--- Start EXCERPTED DATA ---

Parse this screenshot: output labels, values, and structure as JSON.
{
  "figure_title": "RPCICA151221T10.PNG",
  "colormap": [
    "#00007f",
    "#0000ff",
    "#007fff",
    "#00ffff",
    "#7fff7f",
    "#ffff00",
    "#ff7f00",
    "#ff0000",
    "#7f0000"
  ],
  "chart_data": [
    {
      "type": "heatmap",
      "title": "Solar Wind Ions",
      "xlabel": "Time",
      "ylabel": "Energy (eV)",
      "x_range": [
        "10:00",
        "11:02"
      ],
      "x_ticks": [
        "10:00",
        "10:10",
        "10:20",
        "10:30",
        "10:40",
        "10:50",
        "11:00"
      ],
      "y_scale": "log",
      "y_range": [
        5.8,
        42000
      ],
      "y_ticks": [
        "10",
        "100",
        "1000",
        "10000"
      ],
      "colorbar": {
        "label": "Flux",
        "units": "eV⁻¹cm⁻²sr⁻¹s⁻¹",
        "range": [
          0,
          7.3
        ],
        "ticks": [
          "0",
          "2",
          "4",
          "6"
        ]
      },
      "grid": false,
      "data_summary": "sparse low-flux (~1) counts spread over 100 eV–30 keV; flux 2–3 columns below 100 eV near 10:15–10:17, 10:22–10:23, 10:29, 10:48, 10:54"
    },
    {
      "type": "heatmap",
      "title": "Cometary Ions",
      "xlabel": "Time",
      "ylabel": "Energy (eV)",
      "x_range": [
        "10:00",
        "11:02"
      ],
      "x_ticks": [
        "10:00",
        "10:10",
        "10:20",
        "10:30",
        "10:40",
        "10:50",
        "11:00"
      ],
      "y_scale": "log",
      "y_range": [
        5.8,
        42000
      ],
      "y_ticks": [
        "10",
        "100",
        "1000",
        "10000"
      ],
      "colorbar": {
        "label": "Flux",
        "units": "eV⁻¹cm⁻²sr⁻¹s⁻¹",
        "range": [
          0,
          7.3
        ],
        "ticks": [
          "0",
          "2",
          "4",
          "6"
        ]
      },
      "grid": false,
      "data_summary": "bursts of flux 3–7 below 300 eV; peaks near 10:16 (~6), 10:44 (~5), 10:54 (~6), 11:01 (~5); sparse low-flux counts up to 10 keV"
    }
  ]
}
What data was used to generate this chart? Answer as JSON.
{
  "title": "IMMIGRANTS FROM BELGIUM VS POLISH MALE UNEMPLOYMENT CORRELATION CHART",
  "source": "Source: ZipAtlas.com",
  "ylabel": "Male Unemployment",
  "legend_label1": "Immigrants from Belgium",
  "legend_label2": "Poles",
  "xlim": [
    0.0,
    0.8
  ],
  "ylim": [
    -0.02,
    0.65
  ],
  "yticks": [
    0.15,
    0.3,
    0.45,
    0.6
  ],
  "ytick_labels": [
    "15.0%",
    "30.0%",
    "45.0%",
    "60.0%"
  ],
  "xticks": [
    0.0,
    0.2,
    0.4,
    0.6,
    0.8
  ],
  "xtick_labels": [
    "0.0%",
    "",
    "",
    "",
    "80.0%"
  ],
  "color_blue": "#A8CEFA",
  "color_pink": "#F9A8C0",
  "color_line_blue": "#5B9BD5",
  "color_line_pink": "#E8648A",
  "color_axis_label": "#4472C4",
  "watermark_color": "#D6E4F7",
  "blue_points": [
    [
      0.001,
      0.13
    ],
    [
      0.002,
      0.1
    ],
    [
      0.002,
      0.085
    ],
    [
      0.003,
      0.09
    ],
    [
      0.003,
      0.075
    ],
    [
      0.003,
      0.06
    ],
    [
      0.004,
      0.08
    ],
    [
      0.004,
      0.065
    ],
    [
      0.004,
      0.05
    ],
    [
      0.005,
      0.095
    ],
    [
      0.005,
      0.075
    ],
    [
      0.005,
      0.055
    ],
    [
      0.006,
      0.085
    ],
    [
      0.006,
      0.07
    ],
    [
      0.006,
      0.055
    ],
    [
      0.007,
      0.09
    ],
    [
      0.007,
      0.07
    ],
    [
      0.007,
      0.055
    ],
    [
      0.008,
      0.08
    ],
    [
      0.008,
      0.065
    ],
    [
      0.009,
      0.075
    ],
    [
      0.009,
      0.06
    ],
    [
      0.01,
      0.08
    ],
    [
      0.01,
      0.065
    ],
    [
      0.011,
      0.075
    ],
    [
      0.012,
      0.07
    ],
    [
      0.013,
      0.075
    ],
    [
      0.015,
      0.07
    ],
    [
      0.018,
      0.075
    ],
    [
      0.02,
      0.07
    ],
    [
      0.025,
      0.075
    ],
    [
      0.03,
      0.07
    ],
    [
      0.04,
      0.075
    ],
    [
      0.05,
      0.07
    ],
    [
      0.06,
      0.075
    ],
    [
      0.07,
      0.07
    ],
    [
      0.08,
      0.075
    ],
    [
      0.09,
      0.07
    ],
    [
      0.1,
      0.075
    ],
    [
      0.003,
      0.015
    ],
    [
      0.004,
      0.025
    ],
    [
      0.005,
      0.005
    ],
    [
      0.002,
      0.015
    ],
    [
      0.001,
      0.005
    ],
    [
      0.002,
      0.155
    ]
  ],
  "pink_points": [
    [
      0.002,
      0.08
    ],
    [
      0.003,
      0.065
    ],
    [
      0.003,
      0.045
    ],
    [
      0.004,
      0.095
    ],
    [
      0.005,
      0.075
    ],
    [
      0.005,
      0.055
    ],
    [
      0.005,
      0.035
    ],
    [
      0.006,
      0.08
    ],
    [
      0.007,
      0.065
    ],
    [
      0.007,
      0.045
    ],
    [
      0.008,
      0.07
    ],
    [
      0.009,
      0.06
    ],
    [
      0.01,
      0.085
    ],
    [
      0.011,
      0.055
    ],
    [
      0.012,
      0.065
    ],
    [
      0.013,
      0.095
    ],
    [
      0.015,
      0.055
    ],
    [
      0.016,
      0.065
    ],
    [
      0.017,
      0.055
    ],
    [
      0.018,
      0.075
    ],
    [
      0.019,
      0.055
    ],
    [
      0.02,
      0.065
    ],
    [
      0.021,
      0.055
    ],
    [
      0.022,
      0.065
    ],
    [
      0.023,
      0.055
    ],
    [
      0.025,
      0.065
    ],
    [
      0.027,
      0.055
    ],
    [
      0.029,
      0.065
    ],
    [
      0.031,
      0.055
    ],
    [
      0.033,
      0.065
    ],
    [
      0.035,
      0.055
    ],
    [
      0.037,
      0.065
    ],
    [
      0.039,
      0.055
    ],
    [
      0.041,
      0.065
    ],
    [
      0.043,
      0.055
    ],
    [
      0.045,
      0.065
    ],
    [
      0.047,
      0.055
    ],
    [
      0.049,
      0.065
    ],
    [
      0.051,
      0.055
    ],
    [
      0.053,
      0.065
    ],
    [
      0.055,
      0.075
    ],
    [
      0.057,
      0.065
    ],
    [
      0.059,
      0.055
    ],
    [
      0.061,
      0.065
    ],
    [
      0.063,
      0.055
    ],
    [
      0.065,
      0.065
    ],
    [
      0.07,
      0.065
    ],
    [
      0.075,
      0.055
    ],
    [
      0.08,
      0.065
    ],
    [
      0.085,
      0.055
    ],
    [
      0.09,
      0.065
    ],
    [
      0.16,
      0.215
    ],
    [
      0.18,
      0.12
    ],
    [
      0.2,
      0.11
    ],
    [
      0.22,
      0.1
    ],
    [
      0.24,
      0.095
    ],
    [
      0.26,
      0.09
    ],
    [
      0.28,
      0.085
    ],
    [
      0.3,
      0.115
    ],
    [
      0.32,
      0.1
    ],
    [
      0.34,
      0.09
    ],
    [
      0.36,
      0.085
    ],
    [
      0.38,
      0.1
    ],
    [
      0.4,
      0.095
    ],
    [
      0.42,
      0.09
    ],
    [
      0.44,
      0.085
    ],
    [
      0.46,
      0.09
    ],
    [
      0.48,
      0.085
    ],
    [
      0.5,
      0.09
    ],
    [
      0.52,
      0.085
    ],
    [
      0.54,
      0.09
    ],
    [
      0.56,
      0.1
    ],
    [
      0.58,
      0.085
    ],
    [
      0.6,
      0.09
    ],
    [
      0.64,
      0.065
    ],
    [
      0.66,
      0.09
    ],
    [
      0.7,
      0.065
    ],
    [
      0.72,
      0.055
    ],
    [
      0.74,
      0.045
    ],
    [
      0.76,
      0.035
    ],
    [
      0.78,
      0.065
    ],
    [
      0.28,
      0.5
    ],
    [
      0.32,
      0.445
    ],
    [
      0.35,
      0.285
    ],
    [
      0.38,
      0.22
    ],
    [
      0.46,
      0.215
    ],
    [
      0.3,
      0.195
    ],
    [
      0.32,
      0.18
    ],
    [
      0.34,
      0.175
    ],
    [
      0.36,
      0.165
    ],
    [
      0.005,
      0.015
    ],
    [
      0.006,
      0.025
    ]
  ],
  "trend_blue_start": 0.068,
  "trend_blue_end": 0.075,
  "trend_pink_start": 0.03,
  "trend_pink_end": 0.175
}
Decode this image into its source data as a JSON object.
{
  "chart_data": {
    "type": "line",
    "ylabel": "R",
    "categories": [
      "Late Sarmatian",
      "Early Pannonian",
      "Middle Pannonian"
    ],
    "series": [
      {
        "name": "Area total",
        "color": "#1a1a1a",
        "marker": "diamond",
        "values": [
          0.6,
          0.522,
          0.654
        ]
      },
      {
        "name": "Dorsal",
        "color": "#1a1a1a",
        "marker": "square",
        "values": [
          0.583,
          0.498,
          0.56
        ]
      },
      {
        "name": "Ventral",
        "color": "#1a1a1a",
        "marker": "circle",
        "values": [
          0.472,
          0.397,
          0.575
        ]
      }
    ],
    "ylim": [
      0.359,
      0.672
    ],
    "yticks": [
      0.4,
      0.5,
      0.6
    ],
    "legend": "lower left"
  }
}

--- End EXCERPTED DATA ---

* **WHAT IS NEEDED**
Starting from the line with "Decode this image" and ending with the final line of the data, quote every line exactly, both ends included.

* **WORKED SOLUTION**
Decode this image into its source data as a JSON object.
{
  "chart_data": {
    "type": "line",
    "ylabel": "R",
    "categories": [
      "Late Sarmatian",
      "Early Pannonian",
      "Middle Pannonian"
    ],
    "series": [
      {
        "name": "Area total",
        "color": "#1a1a1a",
        "marker": "diamond",
        "values": [
          0.6,
          0.522,
          0.654
        ]
      },
      {
        "name": "Dorsal",
        "color": "#1a1a1a",
        "marker": "square",
        "values": [
          0.583,
          0.498,
          0.56
        ]
      },
      {
        "name": "Ventral",
        "color": "#1a1a1a",
        "marker": "circle",
        "values": [
          0.472,
          0.397,
          0.575
        ]
      }
    ],
    "ylim": [
      0.359,
      0.672
    ],
    "yticks": [
      0.4,
      0.5,
      0.6
    ],
    "legend": "lower left"
  }
}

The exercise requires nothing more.